## ASSIGNMENT
Reproduce the listing word for word. Skip any image.

* * * *

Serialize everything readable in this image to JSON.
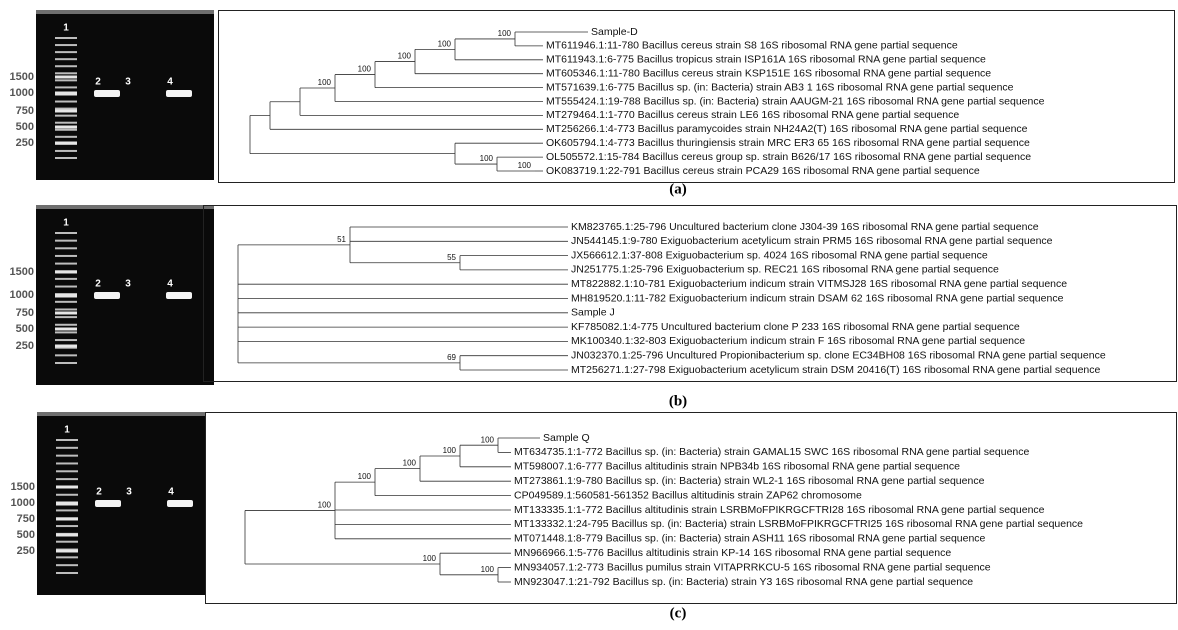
{
  "panels": [
    {
      "caption": "(a)",
      "gel": {
        "lanes": [
          "1",
          "2",
          "3",
          "4"
        ],
        "ladder": [
          "1500",
          "1000",
          "750",
          "500",
          "250"
        ]
      },
      "tree": {
        "leaves": [
          "Sample-D",
          "MT611946.1:11-780 Bacillus cereus strain S8 16S ribosomal RNA gene partial sequence",
          "MT611943.1:6-775 Bacillus tropicus strain ISP161A 16S ribosomal RNA gene partial sequence",
          "MT605346.1:11-780 Bacillus cereus strain KSP151E 16S ribosomal RNA gene partial sequence",
          "MT571639.1:6-775 Bacillus sp. (in: Bacteria) strain AB3 1 16S ribosomal RNA gene partial sequence",
          "MT555424.1:19-788 Bacillus sp. (in: Bacteria) strain AAUGM-21 16S ribosomal RNA gene partial sequence",
          "MT279464.1:1-770 Bacillus cereus strain LE6 16S ribosomal RNA gene partial sequence",
          "MT256266.1:4-773 Bacillus paramycoides strain NH24A2(T) 16S ribosomal RNA gene partial sequence",
          "OK605794.1:4-773 Bacillus thuringiensis strain MRC ER3 65 16S ribosomal RNA gene partial sequence",
          "OL505572.1:15-784 Bacillus cereus group sp. strain B626/17 16S ribosomal RNA gene partial sequence",
          "OK083719.1:22-791 Bacillus cereus strain PCA29 16S ribosomal RNA gene partial sequence"
        ],
        "bootstrap": [
          100,
          100,
          100,
          100,
          100,
          100,
          100
        ]
      }
    },
    {
      "caption": "(b)",
      "gel": {
        "lanes": [
          "1",
          "2",
          "3",
          "4"
        ],
        "ladder": [
          "1500",
          "1000",
          "750",
          "500",
          "250"
        ]
      },
      "tree": {
        "leaves": [
          "KM823765.1:25-796 Uncultured bacterium clone J304-39 16S ribosomal RNA gene partial sequence",
          "JN544145.1:9-780 Exiguobacterium acetylicum strain PRM5 16S ribosomal RNA gene partial sequence",
          "JX566612.1:37-808 Exiguobacterium sp. 4024 16S ribosomal RNA gene partial sequence",
          "JN251775.1:25-796 Exiguobacterium sp. REC21 16S ribosomal RNA gene partial sequence",
          "MT822882.1:10-781 Exiguobacterium indicum strain VITMSJ28 16S ribosomal RNA gene partial sequence",
          "MH819520.1:11-782 Exiguobacterium indicum strain DSAM 62 16S ribosomal RNA gene partial sequence",
          "Sample J",
          "KF785082.1:4-775 Uncultured bacterium clone P 233 16S ribosomal RNA gene partial sequence",
          "MK100340.1:32-803 Exiguobacterium indicum strain F 16S ribosomal RNA gene partial sequence",
          "JN032370.1:25-796 Uncultured Propionibacterium sp. clone EC34BH08 16S ribosomal RNA gene partial sequence",
          "MT256271.1:27-798 Exiguobacterium acetylicum strain DSM 20416(T) 16S ribosomal RNA gene partial sequence"
        ],
        "bootstrap": [
          51,
          55,
          69
        ]
      }
    },
    {
      "caption": "(c)",
      "gel": {
        "lanes": [
          "1",
          "2",
          "3",
          "4"
        ],
        "ladder": [
          "1500",
          "1000",
          "750",
          "500",
          "250"
        ]
      },
      "tree": {
        "leaves": [
          "Sample Q",
          "MT634735.1:1-772 Bacillus sp. (in: Bacteria) strain GAMAL15 SWC 16S ribosomal RNA gene partial sequence",
          "MT598007.1:6-777 Bacillus altitudinis strain NPB34b 16S ribosomal RNA gene partial sequence",
          "MT273861.1:9-780 Bacillus sp. (in: Bacteria) strain WL2-1 16S ribosomal RNA gene partial sequence",
          "CP049589.1:560581-561352 Bacillus altitudinis strain ZAP62 chromosome",
          "MT133335.1:1-772 Bacillus altitudinis strain LSRBMoFPIKRGCFTRI28 16S ribosomal RNA gene partial sequence",
          "MT133332.1:24-795 Bacillus sp. (in: Bacteria) strain LSRBMoFPIKRGCFTRI25 16S ribosomal RNA gene partial sequence",
          "MT071448.1:8-779 Bacillus sp. (in: Bacteria) strain ASH11 16S ribosomal RNA gene partial sequence",
          "MN966966.1:5-776 Bacillus altitudinis strain KP-14 16S ribosomal RNA gene partial sequence",
          "MN934057.1:2-773 Bacillus pumilus strain VITAPRRKCU-5 16S ribosomal RNA gene partial sequence",
          "MN923047.1:21-792 Bacillus sp. (in: Bacteria) strain Y3 16S ribosomal RNA gene partial sequence"
        ],
        "bootstrap": [
          100,
          100,
          100,
          100,
          100,
          100,
          100
        ]
      }
    }
  ]
}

* * * *

## WRITTEN ANSWER
Serialize everything readable in this image to JSON.
{
  "panels": [
    {
      "caption": "(a)",
      "gel": {
        "lanes": [
          "1",
          "2",
          "3",
          "4"
        ],
        "ladder": [
          "1500",
          "1000",
          "750",
          "500",
          "250"
        ]
      },
      "tree": {
        "leaves": [
          "Sample-D",
          "MT611946.1:11-780 Bacillus cereus strain S8 16S ribosomal RNA gene partial sequence",
          "MT611943.1:6-775 Bacillus tropicus strain ISP161A 16S ribosomal RNA gene partial sequence",
          "MT605346.1:11-780 Bacillus cereus strain KSP151E 16S ribosomal RNA gene partial sequence",
          "MT571639.1:6-775 Bacillus sp. (in: Bacteria) strain AB3 1 16S ribosomal RNA gene partial sequence",
          "MT555424.1:19-788 Bacillus sp. (in: Bacteria) strain AAUGM-21 16S ribosomal RNA gene partial sequence",
          "MT279464.1:1-770 Bacillus cereus strain LE6 16S ribosomal RNA gene partial sequence",
          "MT256266.1:4-773 Bacillus paramycoides strain NH24A2(T) 16S ribosomal RNA gene partial sequence",
          "OK605794.1:4-773 Bacillus thuringiensis strain MRC ER3 65 16S ribosomal RNA gene partial sequence",
          "OL505572.1:15-784 Bacillus cereus group sp. strain B626/17 16S ribosomal RNA gene partial sequence",
          "OK083719.1:22-791 Bacillus cereus strain PCA29 16S ribosomal RNA gene partial sequence"
        ],
        "bootstrap": [
          100,
          100,
          100,
          100,
          100,
          100,
          100
        ]
      }
    },
    {
      "caption": "(b)",
      "gel": {
        "lanes": [
          "1",
          "2",
          "3",
          "4"
        ],
        "ladder": [
          "1500",
          "1000",
          "750",
          "500",
          "250"
        ]
      },
      "tree": {
        "leaves": [
          "KM823765.1:25-796 Uncultured bacterium clone J304-39 16S ribosomal RNA gene partial sequence",
          "JN544145.1:9-780 Exiguobacterium acetylicum strain PRM5 16S ribosomal RNA gene partial sequence",
          "JX566612.1:37-808 Exiguobacterium sp. 4024 16S ribosomal RNA gene partial sequence",
          "JN251775.1:25-796 Exiguobacterium sp. REC21 16S ribosomal RNA gene partial sequence",
          "MT822882.1:10-781 Exiguobacterium indicum strain VITMSJ28 16S ribosomal RNA gene partial sequence",
          "MH819520.1:11-782 Exiguobacterium indicum strain DSAM 62 16S ribosomal RNA gene partial sequence",
          "Sample J",
          "KF785082.1:4-775 Uncultured bacterium clone P 233 16S ribosomal RNA gene partial sequence",
          "MK100340.1:32-803 Exiguobacterium indicum strain F 16S ribosomal RNA gene partial sequence",
          "JN032370.1:25-796 Uncultured Propionibacterium sp. clone EC34BH08 16S ribosomal RNA gene partial sequence",
          "MT256271.1:27-798 Exiguobacterium acetylicum strain DSM 20416(T) 16S ribosomal RNA gene partial sequence"
        ],
        "bootstrap": [
          51,
          55,
          69
        ]
      }
    },
    {
      "caption": "(c)",
      "gel": {
        "lanes": [
          "1",
          "2",
          "3",
          "4"
        ],
        "ladder": [
          "1500",
          "1000",
          "750",
          "500",
          "250"
        ]
      },
      "tree": {
        "leaves": [
          "Sample Q",
          "MT634735.1:1-772 Bacillus sp. (in: Bacteria) strain GAMAL15 SWC 16S ribosomal RNA gene partial sequence",
          "MT598007.1:6-777 Bacillus altitudinis strain NPB34b 16S ribosomal RNA gene partial sequence",
          "MT273861.1:9-780 Bacillus sp. (in: Bacteria) strain WL2-1 16S ribosomal RNA gene partial sequence",
          "CP049589.1:560581-561352 Bacillus altitudinis strain ZAP62 chromosome",
          "MT133335.1:1-772 Bacillus altitudinis strain LSRBMoFPIKRGCFTRI28 16S ribosomal RNA gene partial sequence",
          "MT133332.1:24-795 Bacillus sp. (in: Bacteria) strain LSRBMoFPIKRGCFTRI25 16S ribosomal RNA gene partial sequence",
          "MT071448.1:8-779 Bacillus sp. (in: Bacteria) strain ASH11 16S ribosomal RNA gene partial sequence",
          "MN966966.1:5-776 Bacillus altitudinis strain KP-14 16S ribosomal RNA gene partial sequence",
          "MN934057.1:2-773 Bacillus pumilus strain VITAPRRKCU-5 16S ribosomal RNA gene partial sequence",
          "MN923047.1:21-792 Bacillus sp. (in: Bacteria) strain Y3 16S ribosomal RNA gene partial sequence"
        ],
        "bootstrap": [
          100,
          100,
          100,
          100,
          100,
          100,
          100
        ]
      }
    }
  ]
}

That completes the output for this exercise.